--- Direction ---
Write out all of the entries exactly, please.

* BEGIN Data for this task *

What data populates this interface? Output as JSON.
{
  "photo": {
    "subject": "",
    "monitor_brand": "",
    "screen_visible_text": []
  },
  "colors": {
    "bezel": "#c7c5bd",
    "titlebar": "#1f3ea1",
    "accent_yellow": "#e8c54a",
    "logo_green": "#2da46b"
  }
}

* END Data for this task *

--- Answer to the task ---
What data populates this interface? Output as JSON.
{
  "photo": {
    "subject": "",
    "monitor_brand": "",
    "screen_visible_text": []
  },
  "colors": {
    "bezel": "#c7c5bd",
    "titlebar": "#1f3ea1",
    "accent_yellow": "#e8c54a",
    "logo_green": "#2da46b"
  }
}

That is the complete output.